- **Exercise**: Repeat the material verbatim and drop the pictures.

- **Exercise data**:
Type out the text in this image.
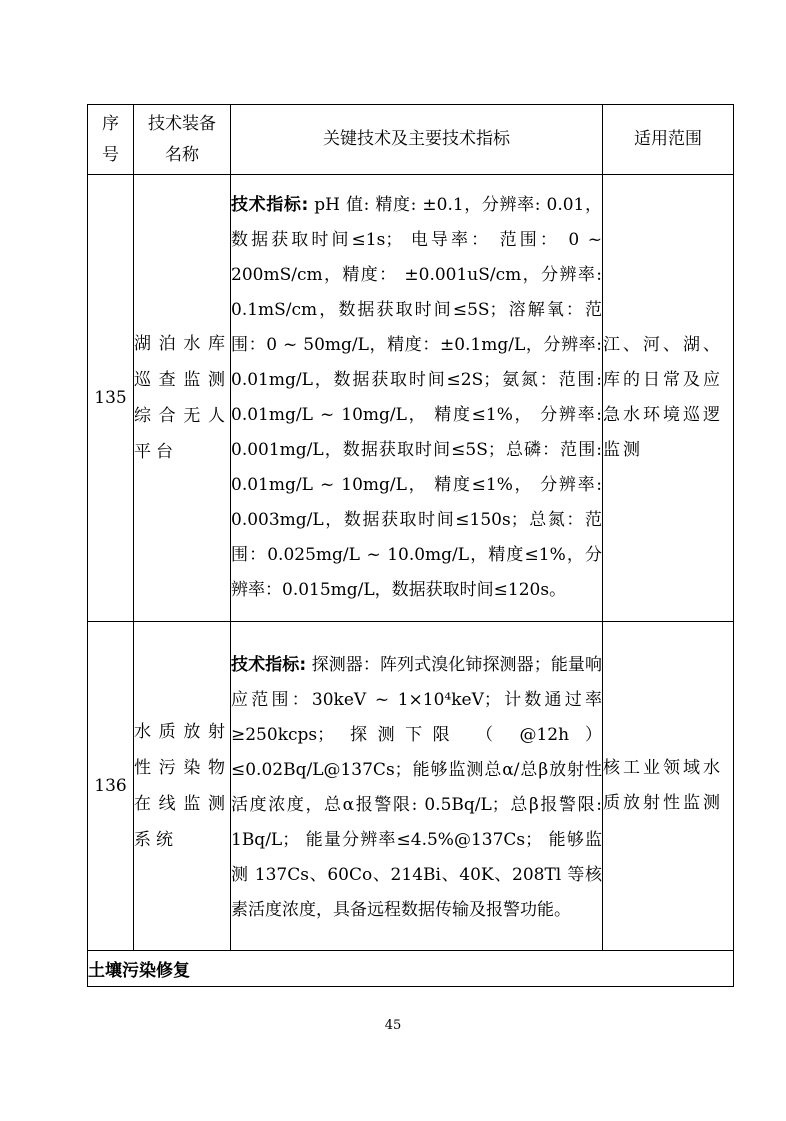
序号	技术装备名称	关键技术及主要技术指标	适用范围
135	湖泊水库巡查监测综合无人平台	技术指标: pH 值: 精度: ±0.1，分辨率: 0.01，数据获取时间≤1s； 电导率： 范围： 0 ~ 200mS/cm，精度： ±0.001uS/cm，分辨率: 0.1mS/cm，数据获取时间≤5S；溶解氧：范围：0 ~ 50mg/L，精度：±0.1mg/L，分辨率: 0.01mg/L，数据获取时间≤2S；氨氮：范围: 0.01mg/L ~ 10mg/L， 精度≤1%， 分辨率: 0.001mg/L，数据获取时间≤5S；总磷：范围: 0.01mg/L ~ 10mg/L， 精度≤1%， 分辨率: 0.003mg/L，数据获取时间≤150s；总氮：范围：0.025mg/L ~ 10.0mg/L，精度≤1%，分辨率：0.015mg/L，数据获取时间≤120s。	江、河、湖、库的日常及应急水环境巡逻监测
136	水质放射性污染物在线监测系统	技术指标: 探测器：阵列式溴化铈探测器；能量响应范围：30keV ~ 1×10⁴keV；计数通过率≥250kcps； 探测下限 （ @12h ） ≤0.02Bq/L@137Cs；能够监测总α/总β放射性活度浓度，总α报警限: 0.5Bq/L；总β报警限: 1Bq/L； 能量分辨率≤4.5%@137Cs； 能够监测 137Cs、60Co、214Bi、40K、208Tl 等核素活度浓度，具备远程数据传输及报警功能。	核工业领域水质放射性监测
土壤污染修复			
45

- **Solution below**:
Type out the text in this image.
序号	技术装备名称	关键技术及主要技术指标	适用范围
135	湖泊水库巡查监测综合无人平台	技术指标: pH 值: 精度: ±0.1，分辨率: 0.01，数据获取时间≤1s； 电导率： 范围： 0 ~ 200mS/cm，精度： ±0.001uS/cm，分辨率: 0.1mS/cm，数据获取时间≤5S；溶解氧：范围：0 ~ 50mg/L，精度：±0.1mg/L，分辨率: 0.01mg/L，数据获取时间≤2S；氨氮：范围: 0.01mg/L ~ 10mg/L， 精度≤1%， 分辨率: 0.001mg/L，数据获取时间≤5S；总磷：范围: 0.01mg/L ~ 10mg/L， 精度≤1%， 分辨率: 0.003mg/L，数据获取时间≤150s；总氮：范围：0.025mg/L ~ 10.0mg/L，精度≤1%，分辨率：0.015mg/L，数据获取时间≤120s。	江、河、湖、库的日常及应急水环境巡逻监测
136	水质放射性污染物在线监测系统	技术指标: 探测器：阵列式溴化铈探测器；能量响应范围：30keV ~ 1×10⁴keV；计数通过率≥250kcps； 探测下限 （ @12h ） ≤0.02Bq/L@137Cs；能够监测总α/总β放射性活度浓度，总α报警限: 0.5Bq/L；总β报警限: 1Bq/L； 能量分辨率≤4.5%@137Cs； 能够监测 137Cs、60Co、214Bi、40K、208Tl 等核素活度浓度，具备远程数据传输及报警功能。	核工业领域水质放射性监测
土壤污染修复			
45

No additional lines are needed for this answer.